--- Set problem ---
Filter the entries that follow, copying every line in which the word "employees" appears.

--- Material ---
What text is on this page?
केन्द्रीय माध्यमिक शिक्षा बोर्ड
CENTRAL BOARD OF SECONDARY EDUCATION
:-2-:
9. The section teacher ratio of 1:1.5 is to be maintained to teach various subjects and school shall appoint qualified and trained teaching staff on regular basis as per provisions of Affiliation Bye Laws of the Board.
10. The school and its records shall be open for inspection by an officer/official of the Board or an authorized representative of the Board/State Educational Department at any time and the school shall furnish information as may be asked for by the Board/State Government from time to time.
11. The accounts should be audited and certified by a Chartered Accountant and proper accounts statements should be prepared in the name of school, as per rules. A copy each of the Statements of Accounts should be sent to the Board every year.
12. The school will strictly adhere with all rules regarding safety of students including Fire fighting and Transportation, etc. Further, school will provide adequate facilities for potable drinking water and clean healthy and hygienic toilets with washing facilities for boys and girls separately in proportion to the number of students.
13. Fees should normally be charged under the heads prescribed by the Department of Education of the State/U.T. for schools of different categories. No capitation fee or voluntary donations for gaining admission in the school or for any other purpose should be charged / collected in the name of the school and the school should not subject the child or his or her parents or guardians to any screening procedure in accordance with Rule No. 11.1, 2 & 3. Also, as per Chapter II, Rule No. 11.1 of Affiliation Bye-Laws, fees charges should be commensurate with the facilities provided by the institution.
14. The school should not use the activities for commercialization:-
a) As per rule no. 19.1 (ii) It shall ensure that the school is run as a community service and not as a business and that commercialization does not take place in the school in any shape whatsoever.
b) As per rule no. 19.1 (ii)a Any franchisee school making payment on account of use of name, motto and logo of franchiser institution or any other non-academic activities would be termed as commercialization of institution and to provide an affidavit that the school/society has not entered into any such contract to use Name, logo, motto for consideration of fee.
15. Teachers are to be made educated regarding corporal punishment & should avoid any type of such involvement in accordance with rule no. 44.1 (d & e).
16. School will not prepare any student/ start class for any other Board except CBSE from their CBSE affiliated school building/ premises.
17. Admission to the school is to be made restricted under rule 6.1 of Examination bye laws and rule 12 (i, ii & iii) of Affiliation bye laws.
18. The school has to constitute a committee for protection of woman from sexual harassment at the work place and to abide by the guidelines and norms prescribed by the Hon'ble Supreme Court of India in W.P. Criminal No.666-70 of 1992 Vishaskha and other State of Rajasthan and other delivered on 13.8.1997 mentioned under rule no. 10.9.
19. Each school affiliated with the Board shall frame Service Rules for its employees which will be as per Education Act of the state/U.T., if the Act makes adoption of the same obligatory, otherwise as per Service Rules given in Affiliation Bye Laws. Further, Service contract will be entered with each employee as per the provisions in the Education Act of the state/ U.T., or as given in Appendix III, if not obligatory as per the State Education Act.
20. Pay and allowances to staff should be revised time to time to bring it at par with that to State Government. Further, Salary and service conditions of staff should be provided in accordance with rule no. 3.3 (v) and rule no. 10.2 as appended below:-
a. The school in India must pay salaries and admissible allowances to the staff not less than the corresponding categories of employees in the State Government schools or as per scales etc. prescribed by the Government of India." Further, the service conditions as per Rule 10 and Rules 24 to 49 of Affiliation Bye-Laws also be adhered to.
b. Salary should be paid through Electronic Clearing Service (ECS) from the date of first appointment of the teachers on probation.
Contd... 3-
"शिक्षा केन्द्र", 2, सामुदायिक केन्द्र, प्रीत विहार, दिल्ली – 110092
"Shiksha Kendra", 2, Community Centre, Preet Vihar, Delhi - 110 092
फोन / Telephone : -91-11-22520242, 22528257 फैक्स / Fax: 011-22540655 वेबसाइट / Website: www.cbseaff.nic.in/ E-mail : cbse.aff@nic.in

--- Expected output ---
19. Each school affiliated with the Board shall frame Service Rules for its employees which will be as per Education Act of the state/U.T., if the Act makes adoption of the same obligatory, otherwise as per Service Rules given in Affiliation Bye Laws. Further, Service contract will be entered with each employee as per the provisions in the Education Act of the state/ U.T., or as given in Appendix III, if not obligatory as per the State Education Act.
a. The school in India must pay salaries and admissible allowances to the staff not less than the corresponding categories of employees in the State Government schools or as per scales etc. prescribed by the Government of India." Further, the service conditions as per Rule 10 and Rules 24 to 49 of Affiliation Bye-Laws also be adhered to.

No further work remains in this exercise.